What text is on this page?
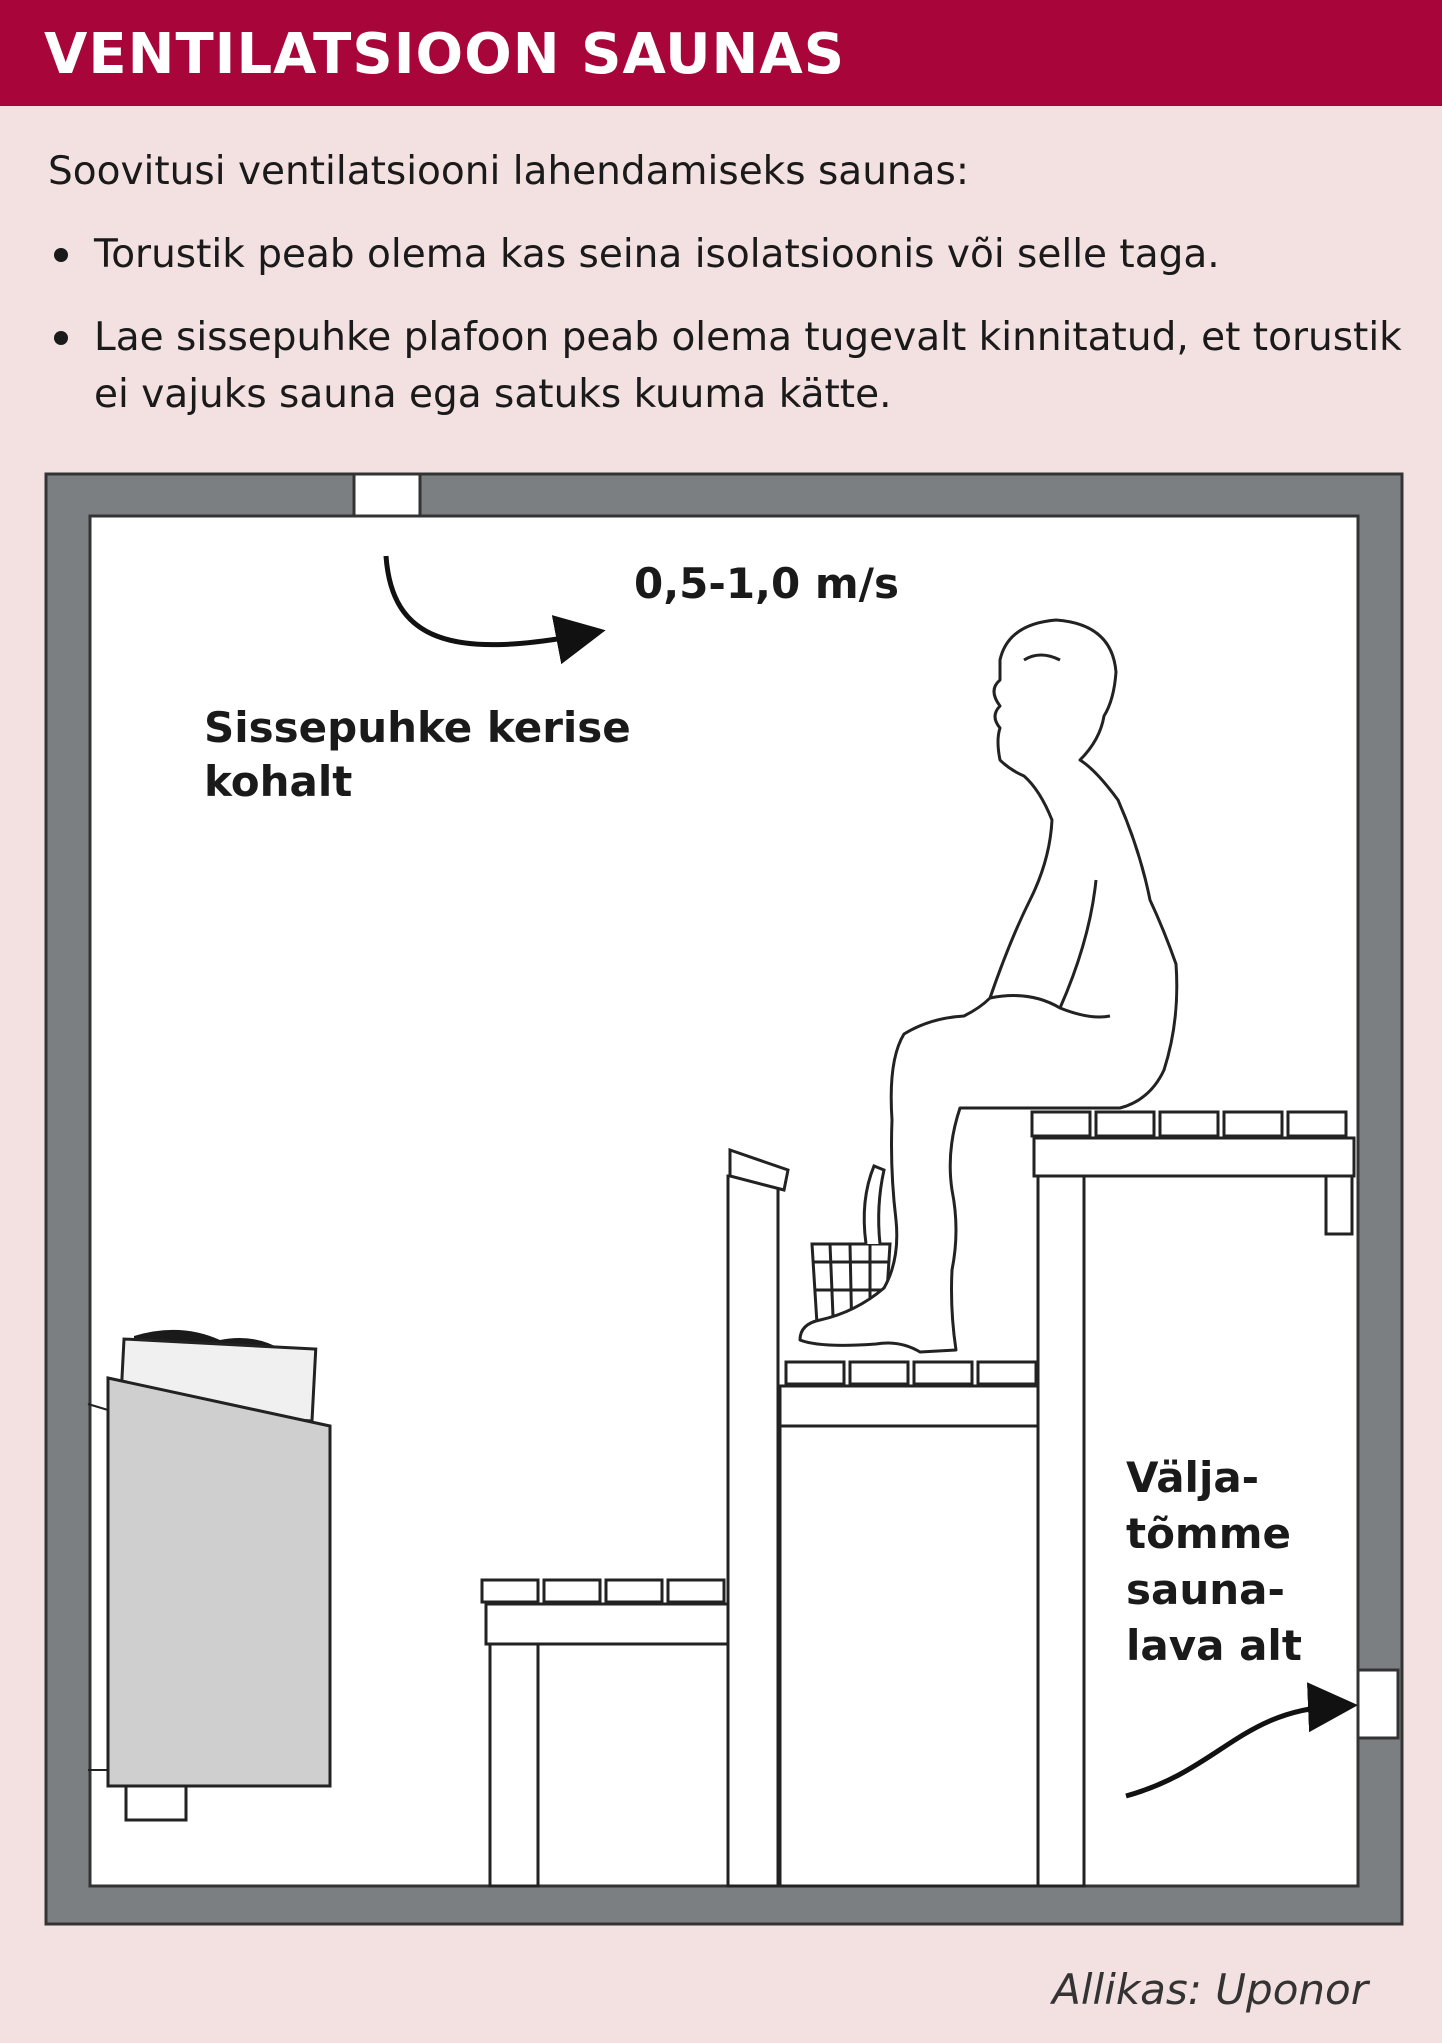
VENTILATSIOON SAUNAS

Soovitusi ventilatsiooni lahendamiseks saunas:

Torustik peab olema kas seina isolatsioonis või selle taga.
Lae sissepuhke plafoon peab olema tugevalt kinnitatud, et torustik ei vajuks sauna ega satuks kuuma kätte.
0,5-1,0 m/s
Sissepuhke kerise
kohalt
Välja-
tõmme
sauna-
lava alt
Allikas: Uponor
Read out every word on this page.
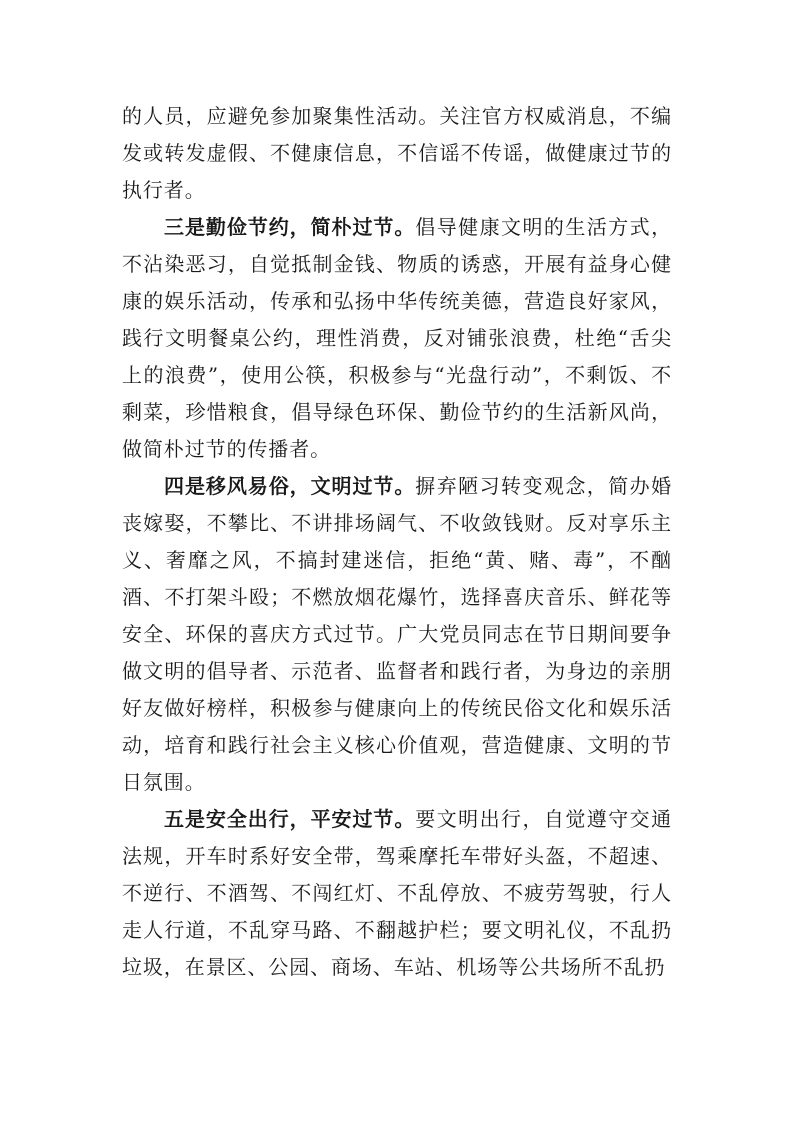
的人员，应避免参加聚集性活动。关注官方权威消息，不编发或转发虚假、不健康信息，不信谣不传谣，做健康过节的执行者。

三是勤俭节约，简朴过节。倡导健康文明的生活方式，不沾染恶习，自觉抵制金钱、物质的诱惑，开展有益身心健康的娱乐活动，传承和弘扬中华传统美德，营造良好家风，践行文明餐桌公约，理性消费，反对铺张浪费，杜绝“舌尖上的浪费”，使用公筷，积极参与“光盘行动”，不剩饭、不剩菜，珍惜粮食，倡导绿色环保、勤俭节约的生活新风尚，做简朴过节的传播者。

四是移风易俗，文明过节。摒弃陋习转变观念，简办婚丧嫁娶，不攀比、不讲排场阔气、不收敛钱财。反对享乐主义、奢靡之风，不搞封建迷信，拒绝“黄、赌、毒”，不酗酒、不打架斗殴；不燃放烟花爆竹，选择喜庆音乐、鲜花等安全、环保的喜庆方式过节。广大党员同志在节日期间要争做文明的倡导者、示范者、监督者和践行者，为身边的亲朋好友做好榜样，积极参与健康向上的传统民俗文化和娱乐活动，培育和践行社会主义核心价值观，营造健康、文明的节日氛围。

五是安全出行，平安过节。要文明出行，自觉遵守交通法规，开车时系好安全带，驾乘摩托车带好头盔，不超速、不逆行、不酒驾、不闯红灯、不乱停放、不疲劳驾驶，行人走人行道，不乱穿马路、不翻越护栏；要文明礼仪，不乱扔垃圾，在景区、公园、商场、车站、机场等公共场所不乱扔
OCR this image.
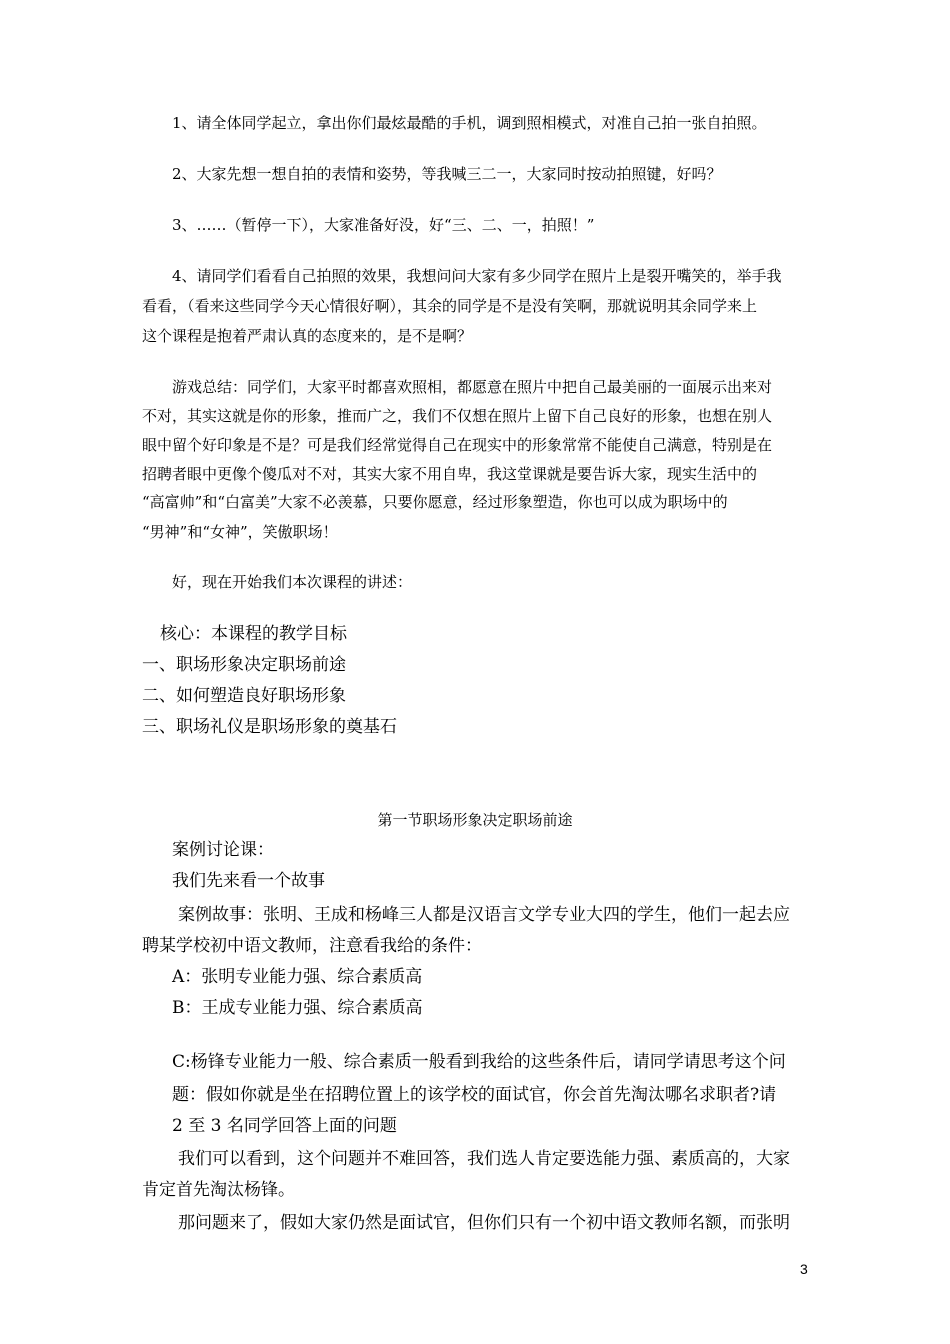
1、请全体同学起立，拿出你们最炫最酷的手机，调到照相模式，对准自己拍一张自拍照。

2、大家先想一想自拍的表情和姿势，等我喊三二一，大家同时按动拍照键，好吗？

3、……（暂停一下），大家准备好没，好“三、二、一，拍照！”

4、请同学们看看自己拍照的效果，我想问问大家有多少同学在照片上是裂开嘴笑的，举手我

看看，（看来这些同学今天心情很好啊），其余的同学是不是没有笑啊，那就说明其余同学来上

这个课程是抱着严肃认真的态度来的，是不是啊？

游戏总结：同学们，大家平时都喜欢照相，都愿意在照片中把自己最美丽的一面展示出来对

不对，其实这就是你的形象，推而广之，我们不仅想在照片上留下自己良好的形象，也想在别人

眼中留个好印象是不是？可是我们经常觉得自己在现实中的形象常常不能使自己满意，特别是在

招聘者眼中更像个傻瓜对不对，其实大家不用自卑，我这堂课就是要告诉大家，现实生活中的

“高富帅”和“白富美”大家不必羡慕，只要你愿意，经过形象塑造，你也可以成为职场中的

“男神”和“女神”，笑傲职场！

好，现在开始我们本次课程的讲述：

核心：本课程的教学目标

一、职场形象决定职场前途

二、如何塑造良好职场形象

三、职场礼仪是职场形象的奠基石

第一节职场形象决定职场前途

案例讨论课：

我们先来看一个故事

案例故事：张明、王成和杨峰三人都是汉语言文学专业大四的学生，他们一起去应

聘某学校初中语文教师，注意看我给的条件：

A：张明专业能力强、综合素质高

B：王成专业能力强、综合素质高

C:杨锋专业能力一般、综合素质一般看到我给的这些条件后，请同学请思考这个问

题：假如你就是坐在招聘位置上的该学校的面试官，你会首先淘汰哪名求职者?请

2 至 3 名同学回答上面的问题

我们可以看到，这个问题并不难回答，我们选人肯定要选能力强、素质高的，大家

肯定首先淘汰杨锋。

那问题来了，假如大家仍然是面试官，但你们只有一个初中语文教师名额，而张明

3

• Exercise description
Except for the pictures, copy every line of the records above exactly.

• The completed task
What text is on this page?
VENTILATSIOON SAUNAS

Soovitusi ventilatsiooni lahendamiseks saunas:

Torustik peab olema kas seina isolatsioonis või selle taga.
Lae sissepuhke plafoon peab olema tugevalt kinnitatud, et torustik ei vajuks sauna ega satuks kuuma kätte.
0,5-1,0 m/s
Sissepuhke kerise
kohalt
Välja-
tõmme
sauna-
lava alt
Allikas: Uponor
Read out every word on this page.
的人员，应避免参加聚集性活动。关注官方权威消息，不编发或转发虚假、不健康信息，不信谣不传谣，做健康过节的执行者。

三是勤俭节约，简朴过节。倡导健康文明的生活方式，不沾染恶习，自觉抵制金钱、物质的诱惑，开展有益身心健康的娱乐活动，传承和弘扬中华传统美德，营造良好家风，践行文明餐桌公约，理性消费，反对铺张浪费，杜绝“舌尖上的浪费”，使用公筷，积极参与“光盘行动”，不剩饭、不剩菜，珍惜粮食，倡导绿色环保、勤俭节约的生活新风尚，做简朴过节的传播者。

四是移风易俗，文明过节。摒弃陋习转变观念，简办婚丧嫁娶，不攀比、不讲排场阔气、不收敛钱财。反对享乐主义、奢靡之风，不搞封建迷信，拒绝“黄、赌、毒”，不酗酒、不打架斗殴；不燃放烟花爆竹，选择喜庆音乐、鲜花等安全、环保的喜庆方式过节。广大党员同志在节日期间要争做文明的倡导者、示范者、监督者和践行者，为身边的亲朋好友做好榜样，积极参与健康向上的传统民俗文化和娱乐活动，培育和践行社会主义核心价值观，营造健康、文明的节日氛围。

五是安全出行，平安过节。要文明出行，自觉遵守交通法规，开车时系好安全带，驾乘摩托车带好头盔，不超速、不逆行、不酒驾、不闯红灯、不乱停放、不疲劳驾驶，行人走人行道，不乱穿马路、不翻越护栏；要文明礼仪，不乱扔垃圾，在景区、公园、商场、车站、机场等公共场所不乱扔
OCR this image.
1、请全体同学起立，拿出你们最炫最酷的手机，调到照相模式，对准自己拍一张自拍照。

2、大家先想一想自拍的表情和姿势，等我喊三二一，大家同时按动拍照键，好吗？

3、……（暂停一下），大家准备好没，好“三、二、一，拍照！”

4、请同学们看看自己拍照的效果，我想问问大家有多少同学在照片上是裂开嘴笑的，举手我

看看，（看来这些同学今天心情很好啊），其余的同学是不是没有笑啊，那就说明其余同学来上

这个课程是抱着严肃认真的态度来的，是不是啊？

游戏总结：同学们，大家平时都喜欢照相，都愿意在照片中把自己最美丽的一面展示出来对

不对，其实这就是你的形象，推而广之，我们不仅想在照片上留下自己良好的形象，也想在别人

眼中留个好印象是不是？可是我们经常觉得自己在现实中的形象常常不能使自己满意，特别是在

招聘者眼中更像个傻瓜对不对，其实大家不用自卑，我这堂课就是要告诉大家，现实生活中的

“高富帅”和“白富美”大家不必羡慕，只要你愿意，经过形象塑造，你也可以成为职场中的

“男神”和“女神”，笑傲职场！

好，现在开始我们本次课程的讲述：

核心：本课程的教学目标

一、职场形象决定职场前途

二、如何塑造良好职场形象

三、职场礼仪是职场形象的奠基石

第一节职场形象决定职场前途

案例讨论课：

我们先来看一个故事

案例故事：张明、王成和杨峰三人都是汉语言文学专业大四的学生，他们一起去应

聘某学校初中语文教师，注意看我给的条件：

A：张明专业能力强、综合素质高

B：王成专业能力强、综合素质高

C:杨锋专业能力一般、综合素质一般看到我给的这些条件后，请同学请思考这个问

题：假如你就是坐在招聘位置上的该学校的面试官，你会首先淘汰哪名求职者?请

2 至 3 名同学回答上面的问题

我们可以看到，这个问题并不难回答，我们选人肯定要选能力强、素质高的，大家

肯定首先淘汰杨锋。

那问题来了，假如大家仍然是面试官，但你们只有一个初中语文教师名额，而张明

3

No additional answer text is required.